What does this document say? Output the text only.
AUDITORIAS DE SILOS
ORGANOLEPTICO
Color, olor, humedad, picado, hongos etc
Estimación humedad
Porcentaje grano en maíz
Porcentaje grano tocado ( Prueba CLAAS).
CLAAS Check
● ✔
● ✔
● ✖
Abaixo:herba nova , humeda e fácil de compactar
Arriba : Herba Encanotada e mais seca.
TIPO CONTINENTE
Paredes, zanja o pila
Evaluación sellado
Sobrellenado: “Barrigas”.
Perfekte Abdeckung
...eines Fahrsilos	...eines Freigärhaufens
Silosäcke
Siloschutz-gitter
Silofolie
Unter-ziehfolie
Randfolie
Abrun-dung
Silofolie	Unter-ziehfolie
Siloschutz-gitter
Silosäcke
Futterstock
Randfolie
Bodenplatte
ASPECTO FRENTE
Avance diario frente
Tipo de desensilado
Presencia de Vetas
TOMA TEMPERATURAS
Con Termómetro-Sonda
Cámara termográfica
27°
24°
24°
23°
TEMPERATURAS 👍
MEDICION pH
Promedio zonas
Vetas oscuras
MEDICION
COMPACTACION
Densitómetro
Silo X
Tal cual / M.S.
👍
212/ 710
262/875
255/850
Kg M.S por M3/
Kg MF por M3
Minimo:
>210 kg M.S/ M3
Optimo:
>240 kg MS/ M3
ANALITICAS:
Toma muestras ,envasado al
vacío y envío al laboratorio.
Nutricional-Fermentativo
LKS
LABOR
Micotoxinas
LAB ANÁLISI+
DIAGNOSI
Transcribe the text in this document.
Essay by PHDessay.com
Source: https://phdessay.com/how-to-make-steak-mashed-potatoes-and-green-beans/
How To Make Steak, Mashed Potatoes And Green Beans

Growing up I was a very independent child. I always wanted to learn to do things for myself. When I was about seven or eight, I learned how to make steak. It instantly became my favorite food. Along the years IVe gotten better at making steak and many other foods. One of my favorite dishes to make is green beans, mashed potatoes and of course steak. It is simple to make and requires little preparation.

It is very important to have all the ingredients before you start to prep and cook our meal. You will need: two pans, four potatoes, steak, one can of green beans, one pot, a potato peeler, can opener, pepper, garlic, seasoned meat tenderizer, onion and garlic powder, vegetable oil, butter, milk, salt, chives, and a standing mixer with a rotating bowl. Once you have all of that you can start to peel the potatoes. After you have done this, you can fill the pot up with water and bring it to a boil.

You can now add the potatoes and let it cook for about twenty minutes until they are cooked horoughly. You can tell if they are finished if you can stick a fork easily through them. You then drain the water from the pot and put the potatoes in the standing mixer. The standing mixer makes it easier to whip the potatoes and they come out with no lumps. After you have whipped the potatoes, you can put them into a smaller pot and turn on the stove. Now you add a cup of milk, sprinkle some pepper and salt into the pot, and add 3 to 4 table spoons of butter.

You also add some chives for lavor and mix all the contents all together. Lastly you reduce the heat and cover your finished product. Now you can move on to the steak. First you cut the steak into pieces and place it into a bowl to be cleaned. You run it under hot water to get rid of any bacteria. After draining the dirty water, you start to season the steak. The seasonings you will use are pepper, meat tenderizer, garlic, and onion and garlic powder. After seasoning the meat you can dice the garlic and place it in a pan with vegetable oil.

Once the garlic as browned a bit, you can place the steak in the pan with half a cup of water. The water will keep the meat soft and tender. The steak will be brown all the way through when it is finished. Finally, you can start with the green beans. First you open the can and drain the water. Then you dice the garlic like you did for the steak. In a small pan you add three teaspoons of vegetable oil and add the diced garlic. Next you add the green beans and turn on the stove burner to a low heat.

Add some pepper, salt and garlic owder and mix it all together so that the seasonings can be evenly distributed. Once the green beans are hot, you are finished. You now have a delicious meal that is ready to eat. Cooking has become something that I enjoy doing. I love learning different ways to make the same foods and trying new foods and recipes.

+++++

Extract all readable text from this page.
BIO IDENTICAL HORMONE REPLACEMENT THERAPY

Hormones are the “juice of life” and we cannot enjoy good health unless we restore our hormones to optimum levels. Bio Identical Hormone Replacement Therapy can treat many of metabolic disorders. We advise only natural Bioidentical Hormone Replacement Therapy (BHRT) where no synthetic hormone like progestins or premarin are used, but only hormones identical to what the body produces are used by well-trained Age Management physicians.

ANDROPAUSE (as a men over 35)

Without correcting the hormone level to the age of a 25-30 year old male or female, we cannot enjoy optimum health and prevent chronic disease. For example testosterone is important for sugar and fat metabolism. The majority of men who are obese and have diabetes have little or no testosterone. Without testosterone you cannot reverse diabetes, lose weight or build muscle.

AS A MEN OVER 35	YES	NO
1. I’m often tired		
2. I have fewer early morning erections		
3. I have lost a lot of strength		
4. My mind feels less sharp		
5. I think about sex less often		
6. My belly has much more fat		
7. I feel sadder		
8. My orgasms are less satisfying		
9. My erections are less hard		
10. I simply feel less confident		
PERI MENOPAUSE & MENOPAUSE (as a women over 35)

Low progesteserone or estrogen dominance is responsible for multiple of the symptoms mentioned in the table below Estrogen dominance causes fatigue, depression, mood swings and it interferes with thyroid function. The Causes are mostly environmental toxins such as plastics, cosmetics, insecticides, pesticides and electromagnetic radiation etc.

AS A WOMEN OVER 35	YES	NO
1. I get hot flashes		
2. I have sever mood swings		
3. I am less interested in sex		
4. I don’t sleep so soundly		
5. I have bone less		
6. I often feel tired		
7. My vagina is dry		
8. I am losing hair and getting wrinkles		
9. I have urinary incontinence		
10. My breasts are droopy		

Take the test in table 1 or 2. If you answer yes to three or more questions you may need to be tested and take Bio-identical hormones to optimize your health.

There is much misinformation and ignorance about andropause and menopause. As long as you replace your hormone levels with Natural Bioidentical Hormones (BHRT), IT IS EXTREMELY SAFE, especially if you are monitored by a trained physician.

+++++

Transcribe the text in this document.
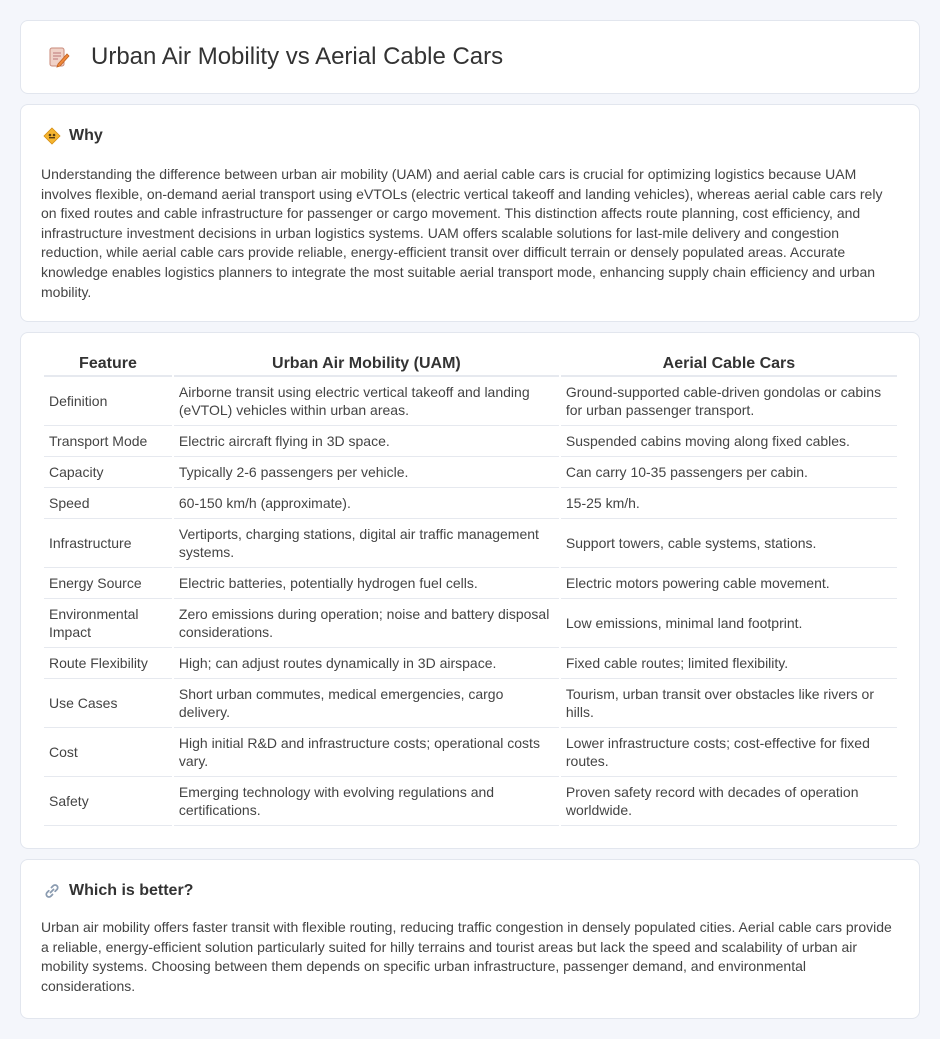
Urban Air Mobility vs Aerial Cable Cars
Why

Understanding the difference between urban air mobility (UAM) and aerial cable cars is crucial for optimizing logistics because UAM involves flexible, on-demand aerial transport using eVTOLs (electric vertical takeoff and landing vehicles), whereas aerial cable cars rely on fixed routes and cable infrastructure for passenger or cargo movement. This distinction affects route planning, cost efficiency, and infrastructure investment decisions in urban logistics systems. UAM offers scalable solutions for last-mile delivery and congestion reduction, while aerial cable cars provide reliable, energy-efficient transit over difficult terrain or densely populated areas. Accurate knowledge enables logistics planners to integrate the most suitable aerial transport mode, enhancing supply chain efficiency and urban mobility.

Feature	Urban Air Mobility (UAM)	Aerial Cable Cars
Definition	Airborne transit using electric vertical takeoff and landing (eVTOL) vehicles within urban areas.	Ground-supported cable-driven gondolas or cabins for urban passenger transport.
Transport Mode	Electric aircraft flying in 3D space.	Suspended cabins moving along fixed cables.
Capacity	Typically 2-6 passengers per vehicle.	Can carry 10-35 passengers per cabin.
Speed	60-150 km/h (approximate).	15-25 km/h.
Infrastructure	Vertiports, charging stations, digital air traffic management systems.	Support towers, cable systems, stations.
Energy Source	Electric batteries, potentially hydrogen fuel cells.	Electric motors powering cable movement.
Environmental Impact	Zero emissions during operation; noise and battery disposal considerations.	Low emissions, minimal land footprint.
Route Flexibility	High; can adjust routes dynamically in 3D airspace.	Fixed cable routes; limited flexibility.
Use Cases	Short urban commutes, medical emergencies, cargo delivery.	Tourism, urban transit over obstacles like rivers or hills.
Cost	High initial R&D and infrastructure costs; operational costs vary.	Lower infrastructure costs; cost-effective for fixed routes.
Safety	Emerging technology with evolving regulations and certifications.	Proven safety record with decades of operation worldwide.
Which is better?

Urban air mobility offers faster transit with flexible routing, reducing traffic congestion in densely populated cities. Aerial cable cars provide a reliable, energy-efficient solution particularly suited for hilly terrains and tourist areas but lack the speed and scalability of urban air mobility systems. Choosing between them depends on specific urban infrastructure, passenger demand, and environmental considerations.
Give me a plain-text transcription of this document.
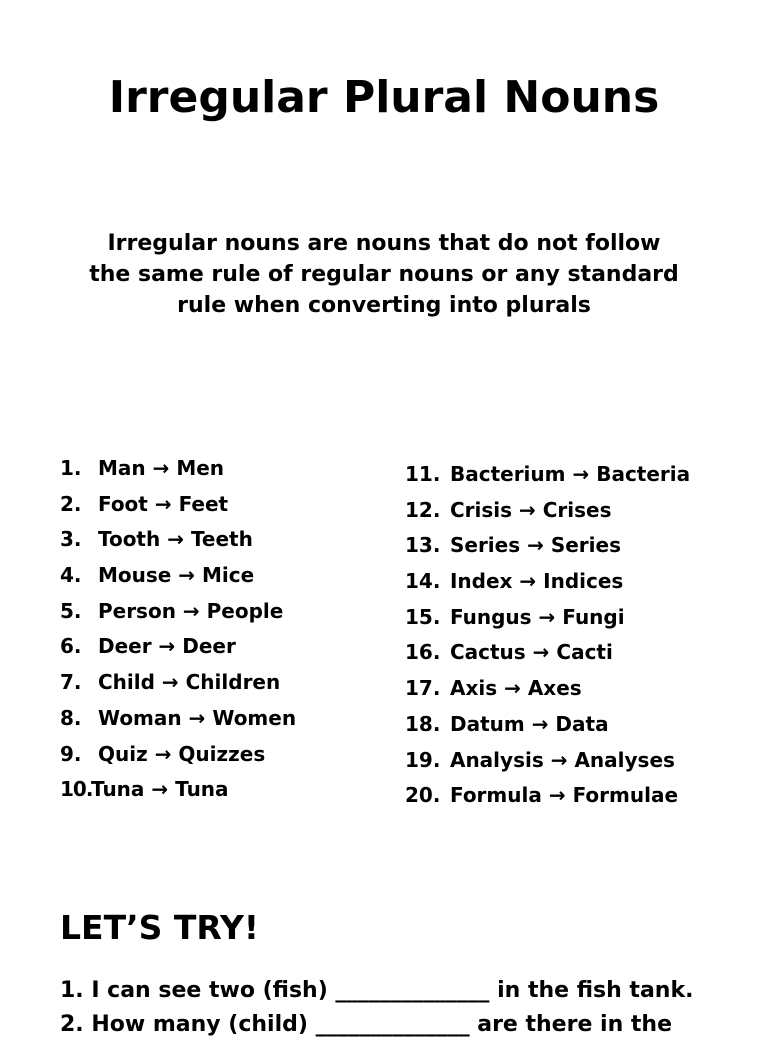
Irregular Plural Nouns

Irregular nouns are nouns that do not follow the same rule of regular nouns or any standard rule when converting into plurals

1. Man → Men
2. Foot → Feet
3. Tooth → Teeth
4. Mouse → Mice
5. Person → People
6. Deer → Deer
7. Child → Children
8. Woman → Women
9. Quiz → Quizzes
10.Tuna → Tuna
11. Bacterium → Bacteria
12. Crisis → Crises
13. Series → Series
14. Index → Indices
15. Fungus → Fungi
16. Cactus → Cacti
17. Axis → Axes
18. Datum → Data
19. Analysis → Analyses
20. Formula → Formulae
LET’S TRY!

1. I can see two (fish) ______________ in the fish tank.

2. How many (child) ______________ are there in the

+++++

Copy out each line of the listing that holds the word "turn".

• **RESULT**:
You can now add the potatoes and let it cook for about twenty minutes until they are cooked horoughly. You can tell if they are finished if you can stick a fork easily through them. You then drain the water from the pot and put the potatoes in the standing mixer. The standing mixer makes it easier to whip the potatoes and they come out with no lumps. After you have whipped the potatoes, you can put them into a smaller pot and turn on the stove. Now you add a cup of milk, sprinkle some pepper and salt into the pot, and add 3 to 4 table spoons of butter.
Once the garlic as browned a bit, you can place the steak in the pan with half a cup of water. The water will keep the meat soft and tender. The steak will be brown all the way through when it is finished. Finally, you can start with the green beans. First you open the can and drain the water. Then you dice the garlic like you did for the steak. In a small pan you add three teaspoons of vegetable oil and add the diced garlic. Next you add the green beans and turn on the stove burner to a low heat.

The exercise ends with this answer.